The records:
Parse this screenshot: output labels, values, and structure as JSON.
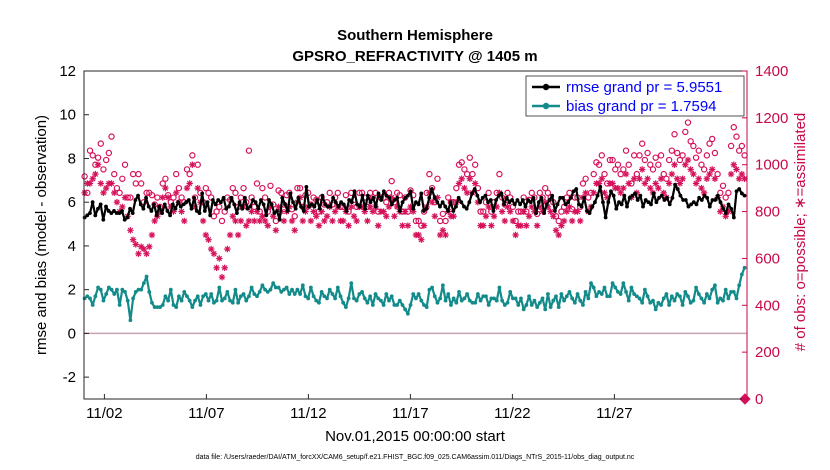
{
  "chart_data": {
    "type": "line",
    "title": "Southern Hemisphere",
    "subtitle": "GPSRO_REFRACTIVITY @ 1405 m",
    "xlabel": "Nov.01,2015 00:00:00 start",
    "ylabel": "rmse and bias (model - observation)",
    "y2label": "# of obs: o=possible; ∗=assimilated",
    "xlim": [
      0,
      32.5
    ],
    "ylim": [
      -3,
      12
    ],
    "y2lim": [
      0,
      1400
    ],
    "xticks": [
      {
        "x": 1,
        "label": "11/02"
      },
      {
        "x": 6,
        "label": "11/07"
      },
      {
        "x": 11,
        "label": "11/12"
      },
      {
        "x": 16,
        "label": "11/17"
      },
      {
        "x": 21,
        "label": "11/22"
      },
      {
        "x": 26,
        "label": "11/27"
      }
    ],
    "yticks": [
      -2,
      0,
      2,
      4,
      6,
      8,
      10,
      12
    ],
    "y2ticks": [
      0,
      200,
      400,
      600,
      800,
      1000,
      1200,
      1400
    ],
    "zero_line": 0,
    "footer": "data file: /Users/raeder/DAI/ATM_forcXX/CAM6_setup/f.e21.FHIST_BGC.f09_025.CAM6assim.011/Diags_NTrS_2015-11/obs_diag_output.nc",
    "series": [
      {
        "name": "rmse grand pr = 5.9551",
        "color": "#000000",
        "values": [
          5.3,
          5.4,
          5.5,
          6.0,
          5.4,
          5.7,
          5.9,
          5.2,
          5.8,
          5.6,
          5.5,
          5.6,
          5.5,
          5.5,
          5.6,
          5.2,
          5.3,
          5.7,
          5.5,
          6.1,
          6.3,
          5.9,
          5.7,
          6.2,
          5.8,
          5.6,
          5.9,
          5.4,
          5.8,
          5.5,
          5.9,
          5.6,
          5.4,
          5.9,
          5.7,
          6.0,
          5.8,
          5.9,
          6.0,
          6.1,
          5.7,
          6.2,
          5.6,
          5.5,
          6.4,
          5.6,
          6.0,
          5.4,
          6.1,
          5.9,
          6.1,
          6.0,
          6.2,
          5.7,
          5.8,
          6.2,
          5.9,
          5.5,
          6.0,
          5.7,
          6.2,
          5.7,
          5.8,
          6.1,
          6.0,
          5.7,
          6.1,
          5.9,
          5.4,
          6.1,
          5.9,
          5.5,
          5.6,
          5.2,
          6.2,
          5.9,
          5.6,
          6.4,
          6.0,
          5.7,
          6.2,
          5.8,
          5.6,
          6.7,
          5.8,
          5.9,
          5.8,
          6.1,
          5.7,
          6.3,
          5.9,
          5.8,
          5.8,
          6.2,
          6.0,
          5.8,
          6.0,
          5.9,
          5.6,
          6.1,
          6.0,
          6.5,
          5.9,
          5.8,
          6.3,
          5.7,
          6.3,
          6.0,
          6.2,
          5.8,
          6.4,
          6.1,
          6.5,
          6.3,
          6.2,
          5.9,
          6.1,
          6.2,
          5.6,
          6.0,
          6.2,
          6.3,
          6.5,
          5.7,
          6.0,
          5.9,
          6.4,
          5.6,
          5.7,
          6.2,
          6.6,
          6.2,
          6.0,
          5.8,
          6.0,
          5.8,
          5.6,
          6.0,
          5.6,
          5.8,
          6.2,
          6.0,
          5.8,
          5.7,
          6.0,
          6.4,
          6.6,
          6.3,
          6.0,
          6.2,
          6.3,
          6.0,
          6.1,
          5.6,
          6.1,
          6.3,
          6.4,
          5.9,
          6.2,
          6.0,
          6.1,
          5.9,
          6.1,
          5.9,
          6.1,
          5.8,
          6.1,
          6.0,
          6.2,
          5.5,
          6.0,
          6.2,
          5.5,
          5.9,
          6.1,
          6.3,
          5.6,
          5.9,
          6.2,
          6.2,
          5.9,
          6.0,
          6.2,
          6.5,
          6.6,
          5.9,
          5.8,
          6.2,
          5.6,
          5.5,
          5.8,
          6.0,
          6.3,
          6.7,
          6.0,
          5.3,
          6.0,
          6.5,
          6.3,
          5.7,
          6.0,
          5.9,
          6.3,
          5.8,
          6.2,
          6.3,
          6.4,
          6.1,
          6.3,
          5.8,
          6.1,
          6.0,
          5.9,
          6.4,
          6.0,
          6.2,
          6.3,
          6.1,
          6.2,
          5.9,
          6.2,
          6.8,
          6.6,
          6.3,
          6.1,
          6.1,
          5.8,
          5.9,
          6.0,
          5.9,
          6.2,
          6.1,
          6.3,
          6.2,
          5.8,
          6.1,
          6.1,
          6.3,
          6.0,
          5.7,
          5.5,
          5.9,
          5.7,
          5.3,
          6.5,
          6.6,
          6.4,
          6.3
        ]
      },
      {
        "name": "bias grand pr = 1.7594",
        "color": "#138b8b",
        "values": [
          1.6,
          1.7,
          1.6,
          1.3,
          1.7,
          2.1,
          2.0,
          1.5,
          1.8,
          2.1,
          2.0,
          1.8,
          2.0,
          1.3,
          2.0,
          1.9,
          1.5,
          0.6,
          1.6,
          1.9,
          2.0,
          2.0,
          2.3,
          2.6,
          1.9,
          1.4,
          1.2,
          1.2,
          1.2,
          1.3,
          1.7,
          1.5,
          2.0,
          1.3,
          1.2,
          1.7,
          1.5,
          1.9,
          1.7,
          1.5,
          1.2,
          1.5,
          1.7,
          1.3,
          1.7,
          1.8,
          1.5,
          1.8,
          1.4,
          1.5,
          2.1,
          1.5,
          1.6,
          1.9,
          1.5,
          1.4,
          2.0,
          1.4,
          1.7,
          1.8,
          1.5,
          1.7,
          2.1,
          1.8,
          1.7,
          1.9,
          2.2,
          2.0,
          1.9,
          2.0,
          2.3,
          2.1,
          2.1,
          1.9,
          2.0,
          2.1,
          1.8,
          2.0,
          1.8,
          2.0,
          1.8,
          2.2,
          1.7,
          1.6,
          2.1,
          1.7,
          1.5,
          1.4,
          1.9,
          1.7,
          1.6,
          2.0,
          1.8,
          1.6,
          2.1,
          1.7,
          1.4,
          1.2,
          1.6,
          2.3,
          1.6,
          1.5,
          1.8,
          1.9,
          1.6,
          1.4,
          1.7,
          1.3,
          1.8,
          1.6,
          1.5,
          1.3,
          1.8,
          1.5,
          1.7,
          1.3,
          1.3,
          1.5,
          1.3,
          1.1,
          0.9,
          1.3,
          1.8,
          1.6,
          1.8,
          1.5,
          1.3,
          1.2,
          2.0,
          2.1,
          1.7,
          1.4,
          1.6,
          2.2,
          1.5,
          1.8,
          1.3,
          1.6,
          1.4,
          1.9,
          1.5,
          1.6,
          1.8,
          1.5,
          1.4,
          1.4,
          1.8,
          1.5,
          1.7,
          1.7,
          1.3,
          1.6,
          1.6,
          1.5,
          2.1,
          1.5,
          1.3,
          1.4,
          1.9,
          1.6,
          1.6,
          1.3,
          1.6,
          1.1,
          1.3,
          1.7,
          1.3,
          1.5,
          1.2,
          1.4,
          1.6,
          1.1,
          1.8,
          1.2,
          1.5,
          1.7,
          1.2,
          1.8,
          1.5,
          1.7,
          1.9,
          1.6,
          1.4,
          1.8,
          1.5,
          1.3,
          1.9,
          1.6,
          2.3,
          2.1,
          1.7,
          1.9,
          1.8,
          2.1,
          1.7,
          1.7,
          2.3,
          2.1,
          1.9,
          1.8,
          2.3,
          1.9,
          1.5,
          2.1,
          1.8,
          1.7,
          1.6,
          1.4,
          2.0,
          1.7,
          1.4,
          1.5,
          1.1,
          1.4,
          1.3,
          1.6,
          1.8,
          1.3,
          1.7,
          1.5,
          1.8,
          1.7,
          1.3,
          1.9,
          1.7,
          1.4,
          1.5,
          2.1,
          1.8,
          1.6,
          1.4,
          1.8,
          1.6,
          2.0,
          2.2,
          1.4,
          1.6,
          1.5,
          2.0,
          1.6,
          1.9,
          1.9,
          1.6,
          2.2,
          2.7,
          3.0
        ]
      }
    ],
    "obs_possible": [
      950,
      880,
      1060,
      1040,
      1000,
      1030,
      1090,
      980,
      1020,
      1050,
      1120,
      960,
      900,
      880,
      940,
      1000,
      860,
      860,
      960,
      920,
      960,
      920,
      840,
      880,
      880,
      870,
      830,
      860,
      820,
      920,
      940,
      870,
      840,
      860,
      960,
      900,
      860,
      840,
      980,
      960,
      1040,
      860,
      1000,
      880,
      840,
      900,
      880,
      860,
      780,
      800,
      820,
      760,
      800,
      860,
      850,
      900,
      880,
      820,
      860,
      900,
      840,
      1060,
      860,
      820,
      920,
      800,
      900,
      860,
      800,
      910,
      830,
      760,
      890,
      880,
      830,
      870,
      880,
      810,
      780,
      900,
      900,
      820,
      870,
      880,
      830,
      860,
      850,
      800,
      860,
      830,
      840,
      880,
      830,
      860,
      880,
      820,
      820,
      870,
      800,
      880,
      850,
      820,
      880,
      880,
      860,
      820,
      880,
      860,
      880,
      800,
      860,
      860,
      840,
      880,
      930,
      840,
      880,
      870,
      800,
      860,
      800,
      890,
      870,
      760,
      760,
      740,
      800,
      880,
      960,
      900,
      840,
      940,
      760,
      790,
      760,
      860,
      840,
      840,
      900,
      1000,
      1010,
      980,
      960,
      1030,
      960,
      1000,
      900,
      800,
      800,
      840,
      880,
      800,
      840,
      880,
      960,
      860,
      830,
      880,
      860,
      820,
      760,
      800,
      800,
      860,
      800,
      850,
      880,
      860,
      790,
      880,
      860,
      900,
      880,
      860,
      840,
      780,
      760,
      800,
      820,
      860,
      880,
      810,
      860,
      860,
      820,
      920,
      940,
      860,
      880,
      960,
      1010,
      1000,
      1040,
      960,
      920,
      1020,
      1020,
      980,
      1000,
      960,
      980,
      1060,
      1000,
      920,
      1040,
      960,
      1040,
      1090,
      1020,
      1050,
      1000,
      980,
      1030,
      1000,
      1040,
      960,
      940,
      1020,
      1060,
      1130,
      1050,
      1020,
      1040,
      1140,
      1180,
      1100,
      1080,
      1030,
      1060,
      1000,
      980,
      1040,
      1090,
      1110,
      1050,
      960,
      880,
      910,
      860,
      880,
      1080,
      1160,
      1120,
      1060,
      1080,
      1040
    ],
    "obs_assimilated": [
      880,
      920,
      920,
      940,
      960,
      1000,
      920,
      880,
      900,
      920,
      920,
      880,
      840,
      800,
      820,
      860,
      780,
      720,
      680,
      660,
      620,
      650,
      640,
      620,
      650,
      700,
      760,
      780,
      800,
      860,
      900,
      860,
      820,
      800,
      880,
      840,
      800,
      760,
      900,
      920,
      1000,
      820,
      900,
      840,
      760,
      700,
      680,
      640,
      620,
      560,
      600,
      520,
      560,
      640,
      700,
      780,
      760,
      700,
      760,
      820,
      740,
      760,
      800,
      760,
      800,
      760,
      780,
      760,
      740,
      820,
      780,
      720,
      820,
      800,
      760,
      800,
      820,
      760,
      720,
      840,
      860,
      760,
      800,
      820,
      760,
      800,
      780,
      740,
      800,
      760,
      780,
      820,
      760,
      800,
      820,
      760,
      760,
      800,
      740,
      820,
      780,
      760,
      820,
      820,
      800,
      760,
      820,
      800,
      820,
      740,
      800,
      800,
      780,
      820,
      860,
      780,
      820,
      800,
      740,
      800,
      740,
      820,
      800,
      700,
      700,
      680,
      740,
      820,
      880,
      840,
      780,
      860,
      700,
      720,
      700,
      800,
      780,
      780,
      840,
      920,
      940,
      900,
      880,
      940,
      880,
      920,
      840,
      740,
      740,
      780,
      820,
      740,
      780,
      820,
      880,
      800,
      760,
      820,
      800,
      760,
      700,
      740,
      740,
      800,
      740,
      780,
      820,
      800,
      740,
      820,
      800,
      840,
      820,
      800,
      780,
      720,
      700,
      740,
      760,
      800,
      820,
      760,
      800,
      800,
      760,
      860,
      880,
      800,
      820,
      880,
      920,
      920,
      940,
      880,
      860,
      920,
      920,
      900,
      900,
      880,
      900,
      960,
      920,
      860,
      940,
      880,
      940,
      980,
      920,
      940,
      900,
      880,
      920,
      900,
      940,
      880,
      860,
      920,
      960,
      1000,
      940,
      920,
      940,
      1000,
      1020,
      980,
      960,
      920,
      940,
      900,
      880,
      940,
      960,
      980,
      940,
      860,
      800,
      820,
      780,
      800,
      960,
      1000,
      980,
      940,
      960,
      940
    ],
    "end_marker": {
      "x": 32.4,
      "y2": 0
    }
  }
}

Work to be completed: Out of the material above, select every line that holds the string "grand".

Result for this exercise:
        "name": "rmse grand pr = 5.9551",
        "name": "bias grand pr = 1.7594",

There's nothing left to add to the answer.